Provided data

○ ○ ○ ○ ○

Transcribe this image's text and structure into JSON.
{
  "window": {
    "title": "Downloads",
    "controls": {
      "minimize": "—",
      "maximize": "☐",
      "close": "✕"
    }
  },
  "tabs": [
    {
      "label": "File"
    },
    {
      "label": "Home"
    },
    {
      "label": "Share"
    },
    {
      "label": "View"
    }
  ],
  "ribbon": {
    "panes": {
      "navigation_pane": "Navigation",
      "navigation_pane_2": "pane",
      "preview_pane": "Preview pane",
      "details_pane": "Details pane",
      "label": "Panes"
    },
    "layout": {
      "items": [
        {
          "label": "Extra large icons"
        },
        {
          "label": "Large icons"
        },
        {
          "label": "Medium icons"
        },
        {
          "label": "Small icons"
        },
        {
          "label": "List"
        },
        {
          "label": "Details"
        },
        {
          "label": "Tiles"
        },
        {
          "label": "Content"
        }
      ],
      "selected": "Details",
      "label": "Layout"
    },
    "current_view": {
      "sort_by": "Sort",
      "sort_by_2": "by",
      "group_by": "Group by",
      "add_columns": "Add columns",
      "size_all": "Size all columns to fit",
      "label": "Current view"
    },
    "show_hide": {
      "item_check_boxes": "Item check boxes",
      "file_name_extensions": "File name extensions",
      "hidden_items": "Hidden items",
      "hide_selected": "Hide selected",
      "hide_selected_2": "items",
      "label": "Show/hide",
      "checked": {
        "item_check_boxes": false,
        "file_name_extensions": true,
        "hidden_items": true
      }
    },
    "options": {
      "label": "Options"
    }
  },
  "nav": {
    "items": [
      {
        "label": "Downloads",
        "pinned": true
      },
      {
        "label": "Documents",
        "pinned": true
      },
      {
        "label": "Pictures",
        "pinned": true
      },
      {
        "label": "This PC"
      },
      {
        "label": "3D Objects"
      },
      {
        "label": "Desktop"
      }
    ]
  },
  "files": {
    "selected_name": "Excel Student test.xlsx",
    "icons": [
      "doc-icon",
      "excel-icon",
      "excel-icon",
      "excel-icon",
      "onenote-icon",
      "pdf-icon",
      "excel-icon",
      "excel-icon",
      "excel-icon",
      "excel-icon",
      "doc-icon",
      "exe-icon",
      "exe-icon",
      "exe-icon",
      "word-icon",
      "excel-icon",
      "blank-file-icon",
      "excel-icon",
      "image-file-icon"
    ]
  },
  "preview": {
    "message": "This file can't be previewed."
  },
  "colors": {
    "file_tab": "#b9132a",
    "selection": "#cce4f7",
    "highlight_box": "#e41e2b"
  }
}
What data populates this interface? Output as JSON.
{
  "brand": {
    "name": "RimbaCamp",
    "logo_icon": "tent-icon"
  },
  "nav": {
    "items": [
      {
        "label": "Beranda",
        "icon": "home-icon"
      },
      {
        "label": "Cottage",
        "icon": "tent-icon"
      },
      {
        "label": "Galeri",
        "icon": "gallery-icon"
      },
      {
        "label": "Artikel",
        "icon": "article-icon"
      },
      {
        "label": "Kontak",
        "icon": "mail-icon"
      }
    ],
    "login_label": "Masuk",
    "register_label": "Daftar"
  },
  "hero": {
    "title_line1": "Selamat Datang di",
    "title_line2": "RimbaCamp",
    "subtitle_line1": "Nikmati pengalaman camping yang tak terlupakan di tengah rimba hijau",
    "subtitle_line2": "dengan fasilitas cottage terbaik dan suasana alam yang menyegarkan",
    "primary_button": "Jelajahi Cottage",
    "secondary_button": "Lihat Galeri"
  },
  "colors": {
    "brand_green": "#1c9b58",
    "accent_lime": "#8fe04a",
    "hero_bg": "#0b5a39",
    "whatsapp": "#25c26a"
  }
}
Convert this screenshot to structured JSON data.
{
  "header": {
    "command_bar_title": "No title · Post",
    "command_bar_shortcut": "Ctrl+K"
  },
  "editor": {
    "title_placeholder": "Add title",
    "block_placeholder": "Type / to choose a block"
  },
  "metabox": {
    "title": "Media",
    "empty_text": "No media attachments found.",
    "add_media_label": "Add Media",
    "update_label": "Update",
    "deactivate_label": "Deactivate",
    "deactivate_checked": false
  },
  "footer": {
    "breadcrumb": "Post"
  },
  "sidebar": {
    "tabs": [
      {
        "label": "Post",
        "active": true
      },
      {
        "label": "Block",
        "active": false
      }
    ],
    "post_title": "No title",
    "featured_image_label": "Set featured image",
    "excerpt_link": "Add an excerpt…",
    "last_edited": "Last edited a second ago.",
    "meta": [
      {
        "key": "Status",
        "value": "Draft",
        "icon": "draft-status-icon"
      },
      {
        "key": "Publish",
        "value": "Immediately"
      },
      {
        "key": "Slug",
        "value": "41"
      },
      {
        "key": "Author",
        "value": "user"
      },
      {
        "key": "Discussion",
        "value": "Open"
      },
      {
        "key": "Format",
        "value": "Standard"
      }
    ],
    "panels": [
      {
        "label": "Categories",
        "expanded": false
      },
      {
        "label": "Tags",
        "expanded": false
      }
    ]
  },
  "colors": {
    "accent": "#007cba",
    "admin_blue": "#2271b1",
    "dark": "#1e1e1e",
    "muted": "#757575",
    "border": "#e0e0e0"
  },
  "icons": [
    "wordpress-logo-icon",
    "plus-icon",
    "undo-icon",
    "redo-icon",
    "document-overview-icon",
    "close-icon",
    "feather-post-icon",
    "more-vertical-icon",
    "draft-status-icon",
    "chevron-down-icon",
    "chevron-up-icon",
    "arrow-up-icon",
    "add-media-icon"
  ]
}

○ ○ ○ ○ ○

Output the listing above without altering a single character.

Result of this task
Transcribe this image's text and structure into JSON.
{
  "window": {
    "title": "Downloads",
    "controls": {
      "minimize": "—",
      "maximize": "☐",
      "close": "✕"
    }
  },
  "tabs": [
    {
      "label": "File"
    },
    {
      "label": "Home"
    },
    {
      "label": "Share"
    },
    {
      "label": "View"
    }
  ],
  "ribbon": {
    "panes": {
      "navigation_pane": "Navigation",
      "navigation_pane_2": "pane",
      "preview_pane": "Preview pane",
      "details_pane": "Details pane",
      "label": "Panes"
    },
    "layout": {
      "items": [
        {
          "label": "Extra large icons"
        },
        {
          "label": "Large icons"
        },
        {
          "label": "Medium icons"
        },
        {
          "label": "Small icons"
        },
        {
          "label": "List"
        },
        {
          "label": "Details"
        },
        {
          "label": "Tiles"
        },
        {
          "label": "Content"
        }
      ],
      "selected": "Details",
      "label": "Layout"
    },
    "current_view": {
      "sort_by": "Sort",
      "sort_by_2": "by",
      "group_by": "Group by",
      "add_columns": "Add columns",
      "size_all": "Size all columns to fit",
      "label": "Current view"
    },
    "show_hide": {
      "item_check_boxes": "Item check boxes",
      "file_name_extensions": "File name extensions",
      "hidden_items": "Hidden items",
      "hide_selected": "Hide selected",
      "hide_selected_2": "items",
      "label": "Show/hide",
      "checked": {
        "item_check_boxes": false,
        "file_name_extensions": true,
        "hidden_items": true
      }
    },
    "options": {
      "label": "Options"
    }
  },
  "nav": {
    "items": [
      {
        "label": "Downloads",
        "pinned": true
      },
      {
        "label": "Documents",
        "pinned": true
      },
      {
        "label": "Pictures",
        "pinned": true
      },
      {
        "label": "This PC"
      },
      {
        "label": "3D Objects"
      },
      {
        "label": "Desktop"
      }
    ]
  },
  "files": {
    "selected_name": "Excel Student test.xlsx",
    "icons": [
      "doc-icon",
      "excel-icon",
      "excel-icon",
      "excel-icon",
      "onenote-icon",
      "pdf-icon",
      "excel-icon",
      "excel-icon",
      "excel-icon",
      "excel-icon",
      "doc-icon",
      "exe-icon",
      "exe-icon",
      "exe-icon",
      "word-icon",
      "excel-icon",
      "blank-file-icon",
      "excel-icon",
      "image-file-icon"
    ]
  },
  "preview": {
    "message": "This file can't be previewed."
  },
  "colors": {
    "file_tab": "#b9132a",
    "selection": "#cce4f7",
    "highlight_box": "#e41e2b"
  }
}
What data populates this interface? Output as JSON.
{
  "brand": {
    "name": "RimbaCamp",
    "logo_icon": "tent-icon"
  },
  "nav": {
    "items": [
      {
        "label": "Beranda",
        "icon": "home-icon"
      },
      {
        "label": "Cottage",
        "icon": "tent-icon"
      },
      {
        "label": "Galeri",
        "icon": "gallery-icon"
      },
      {
        "label": "Artikel",
        "icon": "article-icon"
      },
      {
        "label": "Kontak",
        "icon": "mail-icon"
      }
    ],
    "login_label": "Masuk",
    "register_label": "Daftar"
  },
  "hero": {
    "title_line1": "Selamat Datang di",
    "title_line2": "RimbaCamp",
    "subtitle_line1": "Nikmati pengalaman camping yang tak terlupakan di tengah rimba hijau",
    "subtitle_line2": "dengan fasilitas cottage terbaik dan suasana alam yang menyegarkan",
    "primary_button": "Jelajahi Cottage",
    "secondary_button": "Lihat Galeri"
  },
  "colors": {
    "brand_green": "#1c9b58",
    "accent_lime": "#8fe04a",
    "hero_bg": "#0b5a39",
    "whatsapp": "#25c26a"
  }
}
Convert this screenshot to structured JSON data.
{
  "header": {
    "command_bar_title": "No title · Post",
    "command_bar_shortcut": "Ctrl+K"
  },
  "editor": {
    "title_placeholder": "Add title",
    "block_placeholder": "Type / to choose a block"
  },
  "metabox": {
    "title": "Media",
    "empty_text": "No media attachments found.",
    "add_media_label": "Add Media",
    "update_label": "Update",
    "deactivate_label": "Deactivate",
    "deactivate_checked": false
  },
  "footer": {
    "breadcrumb": "Post"
  },
  "sidebar": {
    "tabs": [
      {
        "label": "Post",
        "active": true
      },
      {
        "label": "Block",
        "active": false
      }
    ],
    "post_title": "No title",
    "featured_image_label": "Set featured image",
    "excerpt_link": "Add an excerpt…",
    "last_edited": "Last edited a second ago.",
    "meta": [
      {
        "key": "Status",
        "value": "Draft",
        "icon": "draft-status-icon"
      },
      {
        "key": "Publish",
        "value": "Immediately"
      },
      {
        "key": "Slug",
        "value": "41"
      },
      {
        "key": "Author",
        "value": "user"
      },
      {
        "key": "Discussion",
        "value": "Open"
      },
      {
        "key": "Format",
        "value": "Standard"
      }
    ],
    "panels": [
      {
        "label": "Categories",
        "expanded": false
      },
      {
        "label": "Tags",
        "expanded": false
      }
    ]
  },
  "colors": {
    "accent": "#007cba",
    "admin_blue": "#2271b1",
    "dark": "#1e1e1e",
    "muted": "#757575",
    "border": "#e0e0e0"
  },
  "icons": [
    "wordpress-logo-icon",
    "plus-icon",
    "undo-icon",
    "redo-icon",
    "document-overview-icon",
    "close-icon",
    "feather-post-icon",
    "more-vertical-icon",
    "draft-status-icon",
    "chevron-down-icon",
    "chevron-up-icon",
    "arrow-up-icon",
    "add-media-icon"
  ]
}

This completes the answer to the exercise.